## Work to do
Retype each entry below, keeping every character the same.

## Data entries
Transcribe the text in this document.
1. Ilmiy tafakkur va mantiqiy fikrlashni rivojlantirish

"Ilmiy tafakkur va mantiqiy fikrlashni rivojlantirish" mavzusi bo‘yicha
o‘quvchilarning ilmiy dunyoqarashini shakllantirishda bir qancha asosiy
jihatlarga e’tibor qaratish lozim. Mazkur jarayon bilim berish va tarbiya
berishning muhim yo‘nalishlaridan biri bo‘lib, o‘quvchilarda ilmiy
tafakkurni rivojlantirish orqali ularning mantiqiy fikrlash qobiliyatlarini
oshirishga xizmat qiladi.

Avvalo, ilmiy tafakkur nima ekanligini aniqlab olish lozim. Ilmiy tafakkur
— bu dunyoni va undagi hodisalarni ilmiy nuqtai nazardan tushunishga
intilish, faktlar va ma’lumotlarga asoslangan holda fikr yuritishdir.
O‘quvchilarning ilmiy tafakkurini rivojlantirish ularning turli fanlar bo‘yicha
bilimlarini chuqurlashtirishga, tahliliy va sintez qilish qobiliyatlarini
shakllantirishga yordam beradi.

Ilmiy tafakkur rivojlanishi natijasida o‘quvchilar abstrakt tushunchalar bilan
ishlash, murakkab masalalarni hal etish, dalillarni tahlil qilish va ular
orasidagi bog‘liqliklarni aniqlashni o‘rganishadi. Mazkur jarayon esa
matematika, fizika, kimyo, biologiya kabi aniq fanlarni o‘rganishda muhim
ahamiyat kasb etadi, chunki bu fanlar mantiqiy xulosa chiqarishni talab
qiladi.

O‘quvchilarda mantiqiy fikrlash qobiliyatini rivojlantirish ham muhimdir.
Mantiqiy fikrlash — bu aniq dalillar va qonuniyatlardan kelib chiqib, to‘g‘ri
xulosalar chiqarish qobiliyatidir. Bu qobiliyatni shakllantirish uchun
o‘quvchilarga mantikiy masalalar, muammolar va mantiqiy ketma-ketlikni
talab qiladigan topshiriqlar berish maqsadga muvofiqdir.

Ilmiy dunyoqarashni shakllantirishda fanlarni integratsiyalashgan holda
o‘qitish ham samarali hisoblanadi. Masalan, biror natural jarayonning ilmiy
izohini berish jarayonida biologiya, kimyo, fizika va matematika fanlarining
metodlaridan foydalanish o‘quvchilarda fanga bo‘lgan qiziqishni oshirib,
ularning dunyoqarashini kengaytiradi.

## Worked answer
Transcribe the text in this document.
1. Ilmiy tafakkur va mantiqiy fikrlashni rivojlantirish

"Ilmiy tafakkur va mantiqiy fikrlashni rivojlantirish" mavzusi bo‘yicha
o‘quvchilarning ilmiy dunyoqarashini shakllantirishda bir qancha asosiy
jihatlarga e’tibor qaratish lozim. Mazkur jarayon bilim berish va tarbiya
berishning muhim yo‘nalishlaridan biri bo‘lib, o‘quvchilarda ilmiy
tafakkurni rivojlantirish orqali ularning mantiqiy fikrlash qobiliyatlarini
oshirishga xizmat qiladi.

Avvalo, ilmiy tafakkur nima ekanligini aniqlab olish lozim. Ilmiy tafakkur
— bu dunyoni va undagi hodisalarni ilmiy nuqtai nazardan tushunishga
intilish, faktlar va ma’lumotlarga asoslangan holda fikr yuritishdir.
O‘quvchilarning ilmiy tafakkurini rivojlantirish ularning turli fanlar bo‘yicha
bilimlarini chuqurlashtirishga, tahliliy va sintez qilish qobiliyatlarini
shakllantirishga yordam beradi.

Ilmiy tafakkur rivojlanishi natijasida o‘quvchilar abstrakt tushunchalar bilan
ishlash, murakkab masalalarni hal etish, dalillarni tahlil qilish va ular
orasidagi bog‘liqliklarni aniqlashni o‘rganishadi. Mazkur jarayon esa
matematika, fizika, kimyo, biologiya kabi aniq fanlarni o‘rganishda muhim
ahamiyat kasb etadi, chunki bu fanlar mantiqiy xulosa chiqarishni talab
qiladi.

O‘quvchilarda mantiqiy fikrlash qobiliyatini rivojlantirish ham muhimdir.
Mantiqiy fikrlash — bu aniq dalillar va qonuniyatlardan kelib chiqib, to‘g‘ri
xulosalar chiqarish qobiliyatidir. Bu qobiliyatni shakllantirish uchun
o‘quvchilarga mantikiy masalalar, muammolar va mantiqiy ketma-ketlikni
talab qiladigan topshiriqlar berish maqsadga muvofiqdir.

Ilmiy dunyoqarashni shakllantirishda fanlarni integratsiyalashgan holda
o‘qitish ham samarali hisoblanadi. Masalan, biror natural jarayonning ilmiy
izohini berish jarayonida biologiya, kimyo, fizika va matematika fanlarining
metodlaridan foydalanish o‘quvchilarda fanga bo‘lgan qiziqishni oshirib,
ularning dunyoqarashini kengaytiradi.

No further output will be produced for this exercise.